>> BEGIN

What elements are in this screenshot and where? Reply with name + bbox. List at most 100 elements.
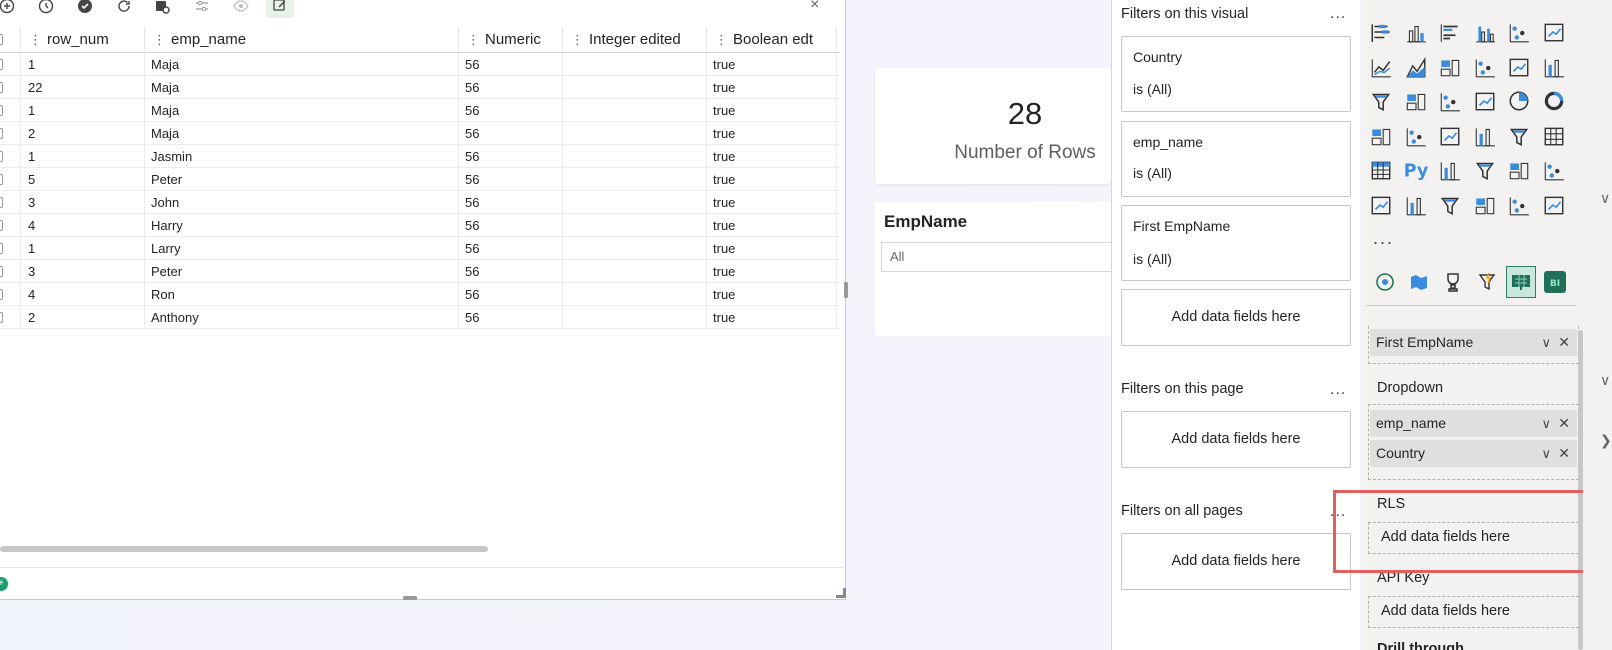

>> END
>> BEGIN

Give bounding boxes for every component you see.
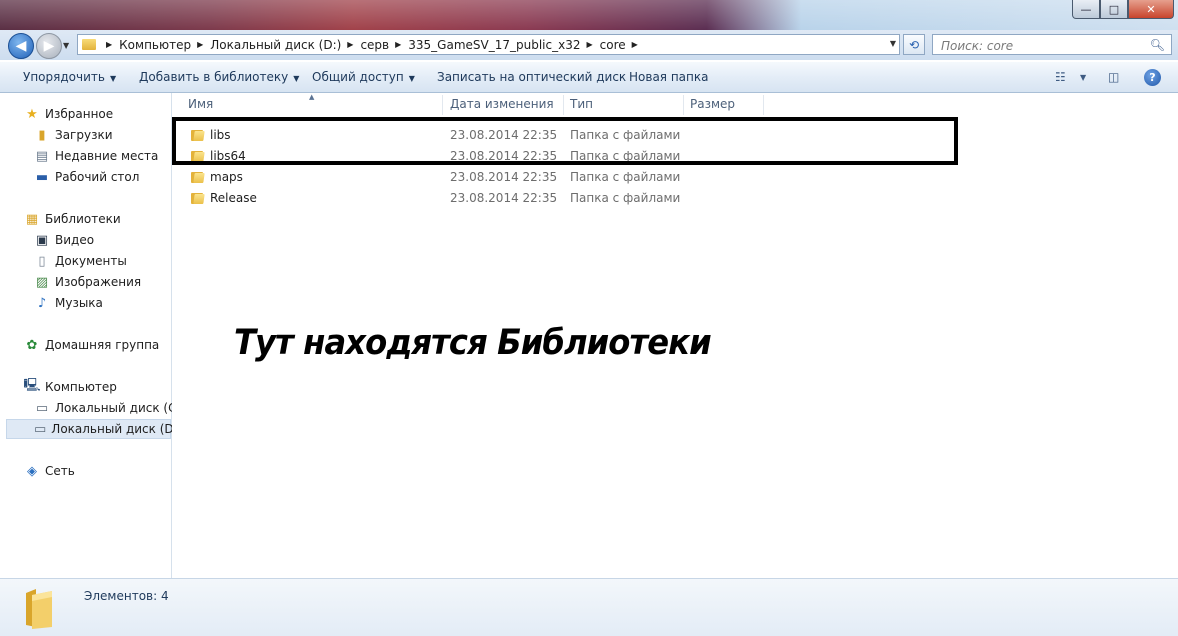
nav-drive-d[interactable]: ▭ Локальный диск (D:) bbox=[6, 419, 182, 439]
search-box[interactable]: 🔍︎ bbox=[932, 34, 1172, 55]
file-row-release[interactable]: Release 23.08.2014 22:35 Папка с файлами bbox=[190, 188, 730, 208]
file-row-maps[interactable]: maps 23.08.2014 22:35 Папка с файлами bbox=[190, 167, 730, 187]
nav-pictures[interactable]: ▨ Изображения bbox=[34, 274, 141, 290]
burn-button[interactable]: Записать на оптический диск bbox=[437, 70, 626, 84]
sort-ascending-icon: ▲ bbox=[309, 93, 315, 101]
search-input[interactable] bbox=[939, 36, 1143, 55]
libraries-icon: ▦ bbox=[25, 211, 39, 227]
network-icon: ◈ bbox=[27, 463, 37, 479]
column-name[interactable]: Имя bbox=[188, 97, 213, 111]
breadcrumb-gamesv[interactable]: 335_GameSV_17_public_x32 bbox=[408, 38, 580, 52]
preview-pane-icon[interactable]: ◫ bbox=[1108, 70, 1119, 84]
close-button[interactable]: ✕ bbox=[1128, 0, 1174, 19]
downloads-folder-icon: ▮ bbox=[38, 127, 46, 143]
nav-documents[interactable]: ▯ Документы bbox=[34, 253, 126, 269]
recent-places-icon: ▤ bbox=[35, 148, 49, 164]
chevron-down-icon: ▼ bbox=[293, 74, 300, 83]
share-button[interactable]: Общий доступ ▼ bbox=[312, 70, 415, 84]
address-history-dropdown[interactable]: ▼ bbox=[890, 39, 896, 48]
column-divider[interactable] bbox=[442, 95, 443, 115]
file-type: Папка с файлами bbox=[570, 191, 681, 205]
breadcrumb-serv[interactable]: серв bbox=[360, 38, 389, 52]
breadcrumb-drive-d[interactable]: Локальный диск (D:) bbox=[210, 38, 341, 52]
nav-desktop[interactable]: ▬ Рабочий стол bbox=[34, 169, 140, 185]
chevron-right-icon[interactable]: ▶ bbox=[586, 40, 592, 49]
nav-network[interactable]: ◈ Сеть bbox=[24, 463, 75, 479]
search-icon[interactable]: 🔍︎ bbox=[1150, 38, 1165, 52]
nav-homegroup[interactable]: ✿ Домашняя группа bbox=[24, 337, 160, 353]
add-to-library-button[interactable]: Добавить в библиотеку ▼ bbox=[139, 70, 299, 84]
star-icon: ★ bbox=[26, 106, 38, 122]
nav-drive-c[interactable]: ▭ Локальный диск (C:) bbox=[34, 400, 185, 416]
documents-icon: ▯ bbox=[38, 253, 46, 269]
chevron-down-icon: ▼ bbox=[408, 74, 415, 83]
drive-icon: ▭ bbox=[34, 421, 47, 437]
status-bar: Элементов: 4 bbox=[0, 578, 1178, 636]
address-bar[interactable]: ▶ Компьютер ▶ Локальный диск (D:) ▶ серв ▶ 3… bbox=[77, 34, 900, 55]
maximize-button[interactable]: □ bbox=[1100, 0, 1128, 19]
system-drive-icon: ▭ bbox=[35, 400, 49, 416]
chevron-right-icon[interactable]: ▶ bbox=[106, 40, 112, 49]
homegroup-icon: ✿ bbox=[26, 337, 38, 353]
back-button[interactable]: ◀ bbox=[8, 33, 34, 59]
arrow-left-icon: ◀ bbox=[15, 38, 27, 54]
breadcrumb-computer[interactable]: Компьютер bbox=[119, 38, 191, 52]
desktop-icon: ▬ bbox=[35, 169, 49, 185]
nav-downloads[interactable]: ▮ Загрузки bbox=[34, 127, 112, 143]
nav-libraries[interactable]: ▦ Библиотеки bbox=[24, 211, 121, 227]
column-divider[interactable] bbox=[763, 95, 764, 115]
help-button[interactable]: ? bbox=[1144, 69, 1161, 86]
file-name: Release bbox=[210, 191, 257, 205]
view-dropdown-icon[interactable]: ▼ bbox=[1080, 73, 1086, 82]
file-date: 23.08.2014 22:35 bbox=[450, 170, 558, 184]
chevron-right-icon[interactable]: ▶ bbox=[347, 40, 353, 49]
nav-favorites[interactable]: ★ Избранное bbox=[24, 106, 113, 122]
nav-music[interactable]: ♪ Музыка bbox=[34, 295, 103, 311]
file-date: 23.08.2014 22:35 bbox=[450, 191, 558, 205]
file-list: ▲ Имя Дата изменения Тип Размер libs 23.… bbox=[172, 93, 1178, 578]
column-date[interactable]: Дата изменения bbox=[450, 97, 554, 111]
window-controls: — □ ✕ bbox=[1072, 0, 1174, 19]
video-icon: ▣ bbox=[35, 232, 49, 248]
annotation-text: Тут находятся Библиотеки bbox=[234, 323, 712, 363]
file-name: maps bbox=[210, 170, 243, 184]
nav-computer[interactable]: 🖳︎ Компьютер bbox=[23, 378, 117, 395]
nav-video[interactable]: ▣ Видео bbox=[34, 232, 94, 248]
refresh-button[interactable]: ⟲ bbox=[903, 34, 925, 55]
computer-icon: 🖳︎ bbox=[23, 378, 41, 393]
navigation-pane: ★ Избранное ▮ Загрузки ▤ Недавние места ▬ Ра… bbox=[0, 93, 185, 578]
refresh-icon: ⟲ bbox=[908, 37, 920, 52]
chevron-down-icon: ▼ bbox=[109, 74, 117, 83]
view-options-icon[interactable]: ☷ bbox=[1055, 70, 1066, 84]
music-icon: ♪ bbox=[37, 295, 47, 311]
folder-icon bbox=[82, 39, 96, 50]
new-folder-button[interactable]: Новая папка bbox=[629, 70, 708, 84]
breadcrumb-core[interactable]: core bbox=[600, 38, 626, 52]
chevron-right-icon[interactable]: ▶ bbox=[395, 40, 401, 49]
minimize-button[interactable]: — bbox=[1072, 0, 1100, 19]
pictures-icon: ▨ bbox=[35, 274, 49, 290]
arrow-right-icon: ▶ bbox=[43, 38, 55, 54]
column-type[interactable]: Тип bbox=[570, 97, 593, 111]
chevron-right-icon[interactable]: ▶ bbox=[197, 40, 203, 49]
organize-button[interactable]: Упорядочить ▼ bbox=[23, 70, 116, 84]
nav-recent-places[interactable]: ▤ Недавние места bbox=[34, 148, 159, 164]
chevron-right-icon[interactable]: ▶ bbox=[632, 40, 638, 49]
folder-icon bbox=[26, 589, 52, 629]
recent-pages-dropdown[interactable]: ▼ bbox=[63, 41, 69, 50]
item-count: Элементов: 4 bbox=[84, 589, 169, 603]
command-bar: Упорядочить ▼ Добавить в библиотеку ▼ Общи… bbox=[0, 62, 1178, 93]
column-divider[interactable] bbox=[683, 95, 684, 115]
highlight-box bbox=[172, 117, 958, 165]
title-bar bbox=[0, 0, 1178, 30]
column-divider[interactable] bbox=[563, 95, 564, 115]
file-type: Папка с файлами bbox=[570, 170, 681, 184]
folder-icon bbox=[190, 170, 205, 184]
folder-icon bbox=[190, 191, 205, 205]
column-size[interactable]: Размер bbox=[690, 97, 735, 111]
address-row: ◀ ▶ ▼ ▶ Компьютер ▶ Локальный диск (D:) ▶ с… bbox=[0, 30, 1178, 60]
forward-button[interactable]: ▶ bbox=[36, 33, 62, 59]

>> END
>> BEGIN

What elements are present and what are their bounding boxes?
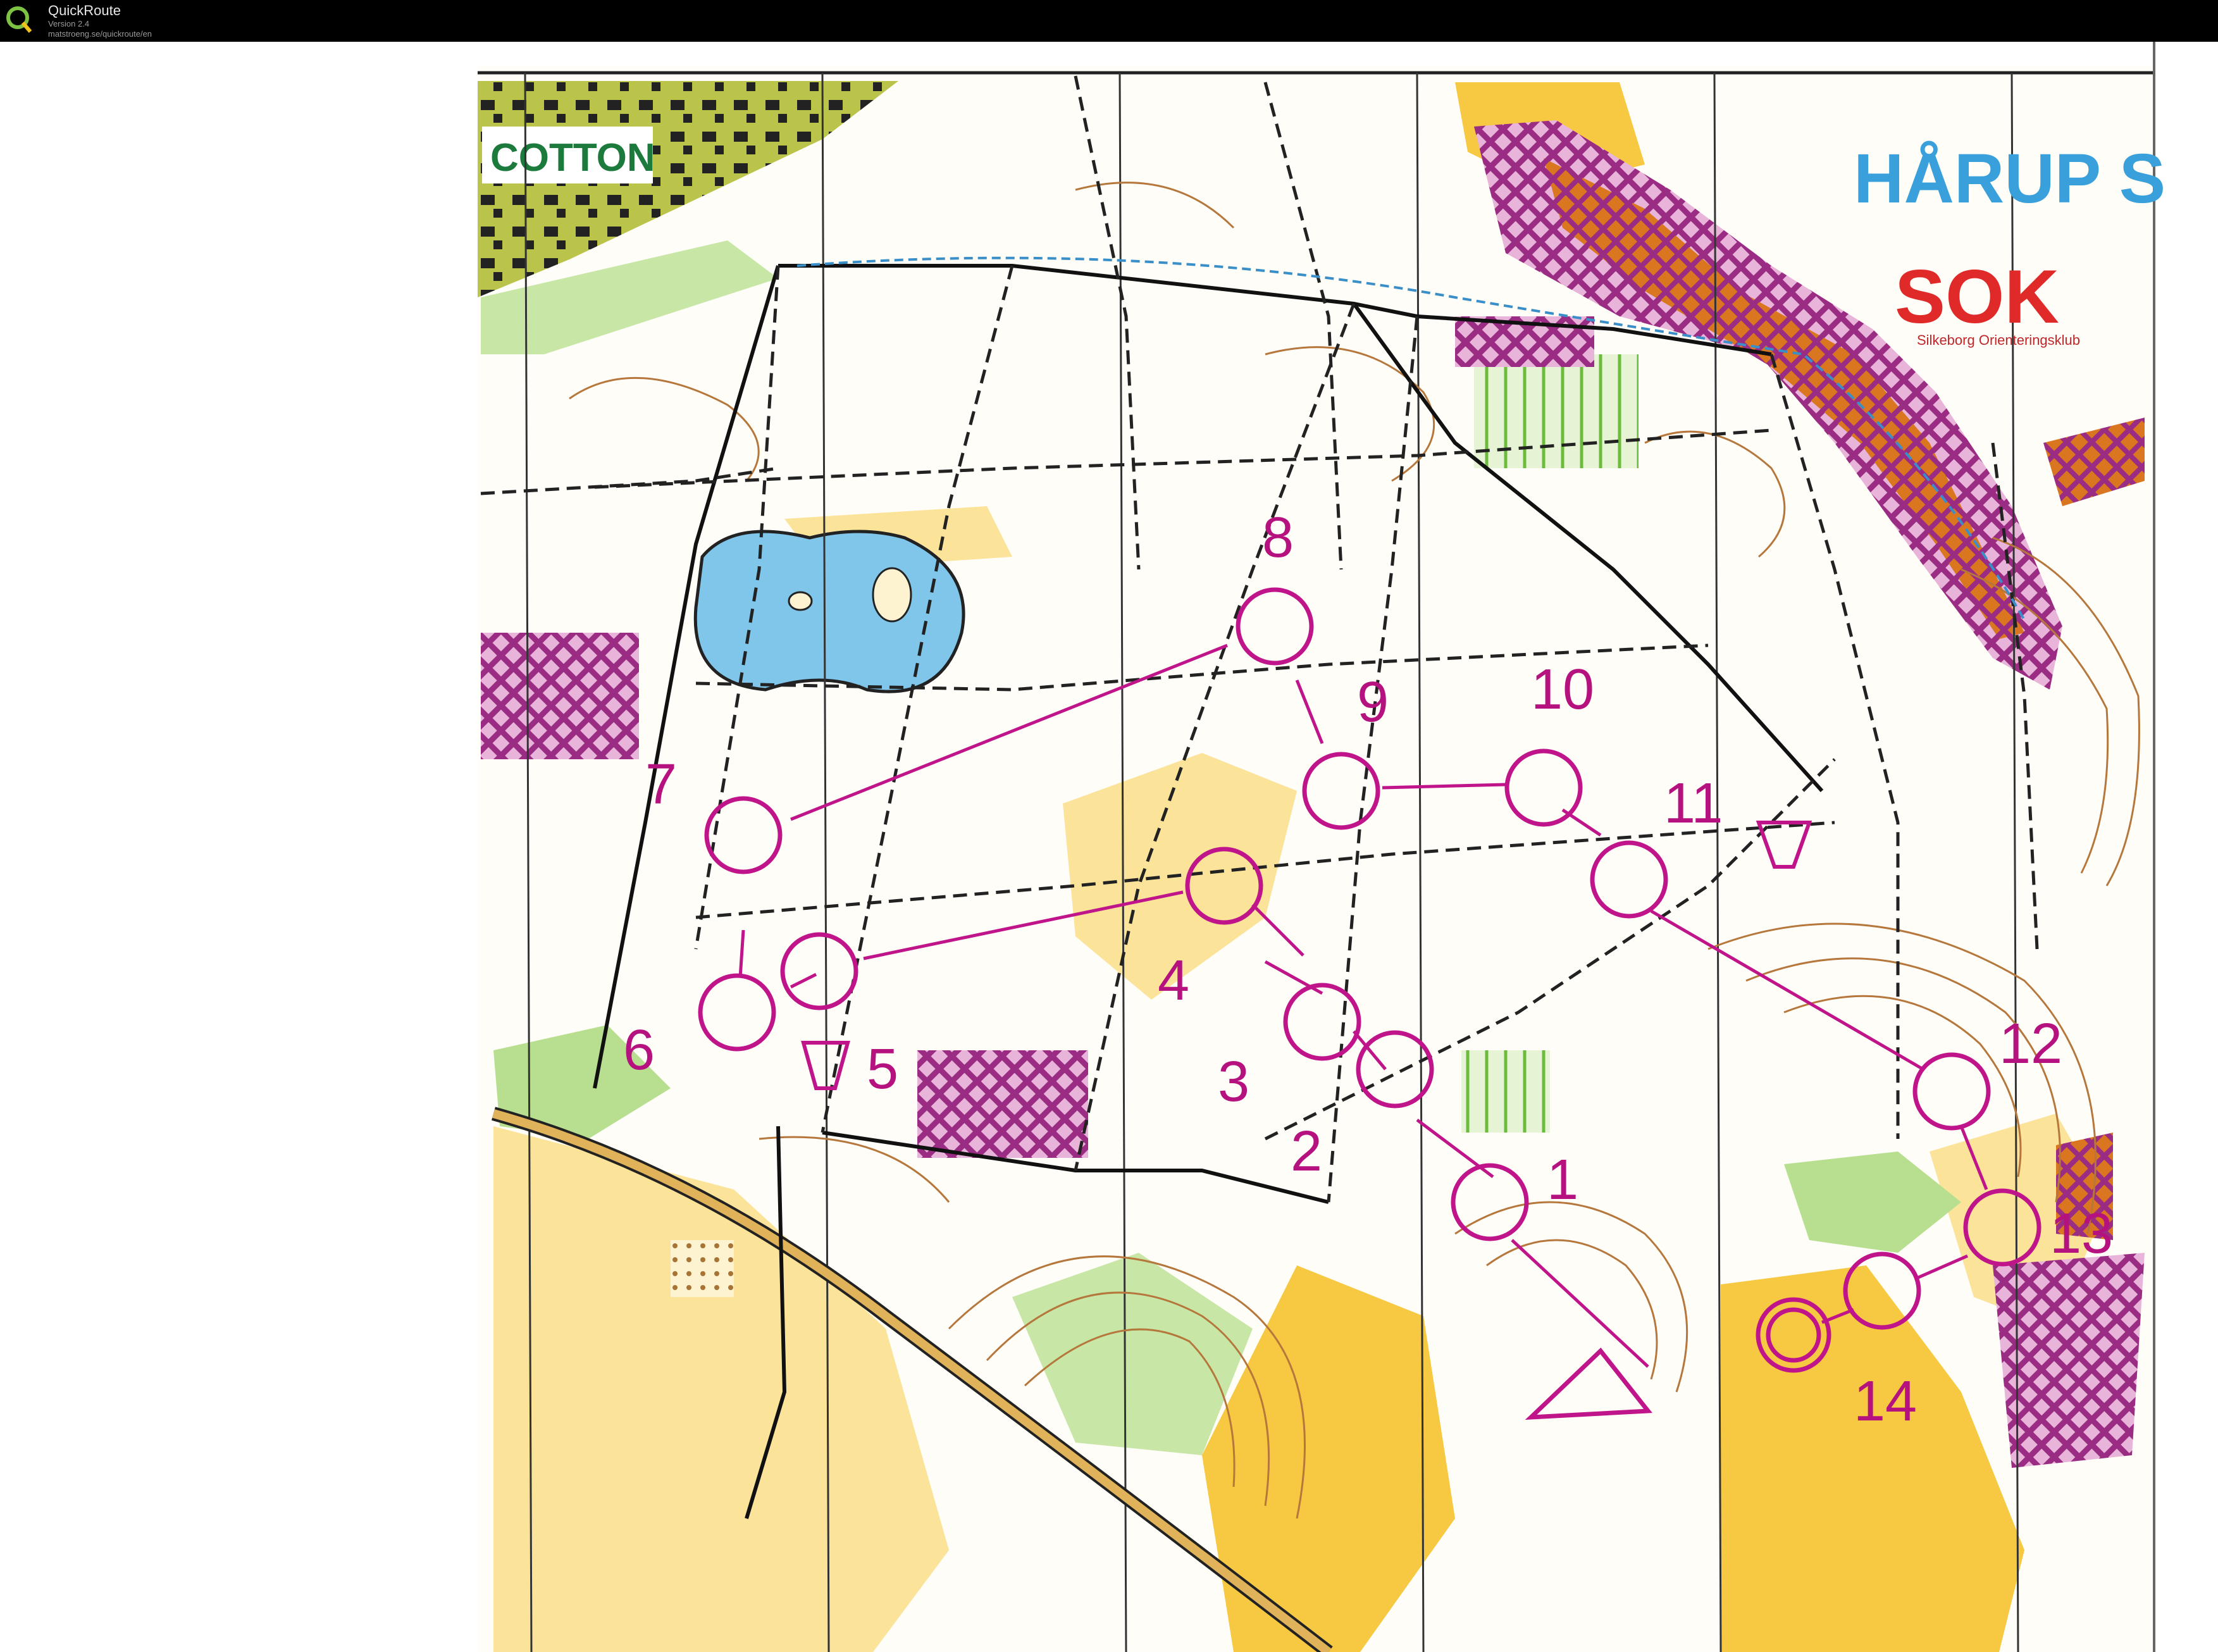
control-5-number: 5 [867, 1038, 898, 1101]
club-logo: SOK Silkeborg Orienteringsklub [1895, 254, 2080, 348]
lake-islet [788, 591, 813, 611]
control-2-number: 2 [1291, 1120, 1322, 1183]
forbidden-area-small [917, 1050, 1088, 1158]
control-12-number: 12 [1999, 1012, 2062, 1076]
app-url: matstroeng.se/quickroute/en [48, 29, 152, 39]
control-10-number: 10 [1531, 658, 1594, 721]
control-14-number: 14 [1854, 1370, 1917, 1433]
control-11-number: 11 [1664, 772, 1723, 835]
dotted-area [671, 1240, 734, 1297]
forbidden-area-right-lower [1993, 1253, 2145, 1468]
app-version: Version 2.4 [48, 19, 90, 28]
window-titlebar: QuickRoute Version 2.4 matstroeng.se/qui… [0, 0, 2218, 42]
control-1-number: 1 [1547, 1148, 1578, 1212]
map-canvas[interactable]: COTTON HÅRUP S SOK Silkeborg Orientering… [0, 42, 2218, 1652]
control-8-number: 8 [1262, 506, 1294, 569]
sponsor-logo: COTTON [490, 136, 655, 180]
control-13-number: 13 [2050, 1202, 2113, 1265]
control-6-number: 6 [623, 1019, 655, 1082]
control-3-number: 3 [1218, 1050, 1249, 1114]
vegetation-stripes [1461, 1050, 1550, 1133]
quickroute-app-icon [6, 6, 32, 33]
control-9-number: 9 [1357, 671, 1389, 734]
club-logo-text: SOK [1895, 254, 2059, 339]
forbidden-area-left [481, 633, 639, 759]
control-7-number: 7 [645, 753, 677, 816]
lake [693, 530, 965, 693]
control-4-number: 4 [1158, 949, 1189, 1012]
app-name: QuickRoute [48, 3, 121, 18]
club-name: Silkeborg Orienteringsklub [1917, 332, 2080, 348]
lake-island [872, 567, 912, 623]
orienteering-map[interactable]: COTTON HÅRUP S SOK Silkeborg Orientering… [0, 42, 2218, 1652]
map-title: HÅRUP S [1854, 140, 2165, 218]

>> END

● **Problem to solve**: Return the material from the line containing "What elements are present" through the line containing "control-1-number: 1 [1547, 1148, 1578, 1212]", copying each line unchanged and including both of those lines. Leave the picture out of your answer.

● **Task solution**:
What elements are present and what are their bounding boxes?
control-5-number: 5 [867, 1038, 898, 1101]
club-logo: SOK Silkeborg Orienteringsklub [1895, 254, 2080, 348]
lake-islet [788, 591, 813, 611]
control-2-number: 2 [1291, 1120, 1322, 1183]
forbidden-area-small [917, 1050, 1088, 1158]
control-12-number: 12 [1999, 1012, 2062, 1076]
app-url: matstroeng.se/quickroute/en [48, 29, 152, 39]
control-10-number: 10 [1531, 658, 1594, 721]
control-14-number: 14 [1854, 1370, 1917, 1433]
control-11-number: 11 [1664, 772, 1723, 835]
dotted-area [671, 1240, 734, 1297]
forbidden-area-right-lower [1993, 1253, 2145, 1468]
app-version: Version 2.4 [48, 19, 90, 28]
window-titlebar: QuickRoute Version 2.4 matstroeng.se/qui… [0, 0, 2218, 42]
control-1-number: 1 [1547, 1148, 1578, 1212]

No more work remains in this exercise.